* **Exercise aim**:
Check each line for the string "earnings", then give only how many lines have it.

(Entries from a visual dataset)
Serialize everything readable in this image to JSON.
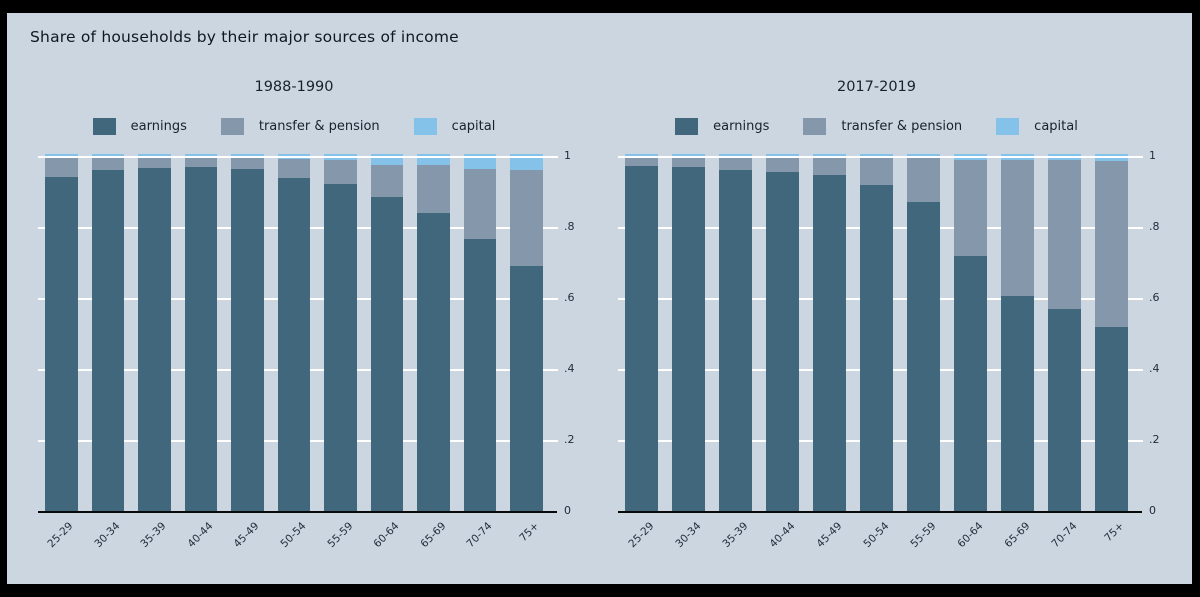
{
  "title": "Share of households by their major sources of income",
  "colors": {
    "frame": "#000000",
    "background": "#cbd6e1",
    "earnings": "#41677d",
    "transfer": "#8598ab",
    "capital": "#84c2e9",
    "gridline": "#ffffff",
    "axis": "#0a0a0a",
    "text": "#18222c"
  },
  "legend": {
    "items": [
      {
        "label": "earnings",
        "color_key": "earnings"
      },
      {
        "label": "transfer & pension",
        "color_key": "transfer"
      },
      {
        "label": "capital",
        "color_key": "capital"
      }
    ]
  },
  "chart_data": [
    {
      "type": "bar",
      "stacked": true,
      "title": "1988-1990",
      "categories": [
        "25-29",
        "30-34",
        "35-39",
        "40-44",
        "45-49",
        "50-54",
        "55-59",
        "60-64",
        "65-69",
        "70-74",
        "75+"
      ],
      "series": [
        {
          "name": "earnings",
          "color_key": "earnings",
          "values": [
            0.935,
            0.955,
            0.96,
            0.963,
            0.958,
            0.934,
            0.915,
            0.88,
            0.836,
            0.763,
            0.688
          ]
        },
        {
          "name": "transfer & pension",
          "color_key": "transfer",
          "values": [
            0.06,
            0.04,
            0.035,
            0.031,
            0.035,
            0.051,
            0.067,
            0.09,
            0.133,
            0.195,
            0.267
          ]
        },
        {
          "name": "capital",
          "color_key": "capital",
          "values": [
            0.005,
            0.005,
            0.005,
            0.006,
            0.007,
            0.015,
            0.018,
            0.03,
            0.031,
            0.042,
            0.045
          ]
        }
      ],
      "xlabel": "",
      "ylabel": "",
      "ylim": [
        0,
        1
      ],
      "yticks": [
        {
          "v": 0.0,
          "label": "0"
        },
        {
          "v": 0.2,
          "label": ".2"
        },
        {
          "v": 0.4,
          "label": ".4"
        },
        {
          "v": 0.6,
          "label": ".6"
        },
        {
          "v": 0.8,
          "label": ".8"
        },
        {
          "v": 1.0,
          "label": "1"
        }
      ],
      "grid": true,
      "legend_position": "top"
    },
    {
      "type": "bar",
      "stacked": true,
      "title": "2017-2019",
      "categories": [
        "25-29",
        "30-34",
        "35-39",
        "40-44",
        "45-49",
        "50-54",
        "55-59",
        "60-64",
        "65-69",
        "70-74",
        "75+"
      ],
      "series": [
        {
          "name": "earnings",
          "color_key": "earnings",
          "values": [
            0.966,
            0.964,
            0.956,
            0.949,
            0.941,
            0.913,
            0.866,
            0.716,
            0.604,
            0.567,
            0.518
          ]
        },
        {
          "name": "transfer & pension",
          "color_key": "transfer",
          "values": [
            0.029,
            0.031,
            0.039,
            0.045,
            0.052,
            0.078,
            0.122,
            0.268,
            0.38,
            0.416,
            0.464
          ]
        },
        {
          "name": "capital",
          "color_key": "capital",
          "values": [
            0.005,
            0.005,
            0.005,
            0.006,
            0.007,
            0.009,
            0.012,
            0.016,
            0.016,
            0.017,
            0.018
          ]
        }
      ],
      "xlabel": "",
      "ylabel": "",
      "ylim": [
        0,
        1
      ],
      "yticks": [
        {
          "v": 0.0,
          "label": "0"
        },
        {
          "v": 0.2,
          "label": ".2"
        },
        {
          "v": 0.4,
          "label": ".4"
        },
        {
          "v": 0.6,
          "label": ".6"
        },
        {
          "v": 0.8,
          "label": ".8"
        },
        {
          "v": 1.0,
          "label": "1"
        }
      ],
      "grid": true,
      "legend_position": "top"
    }
  ]
}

* **Task output**:
7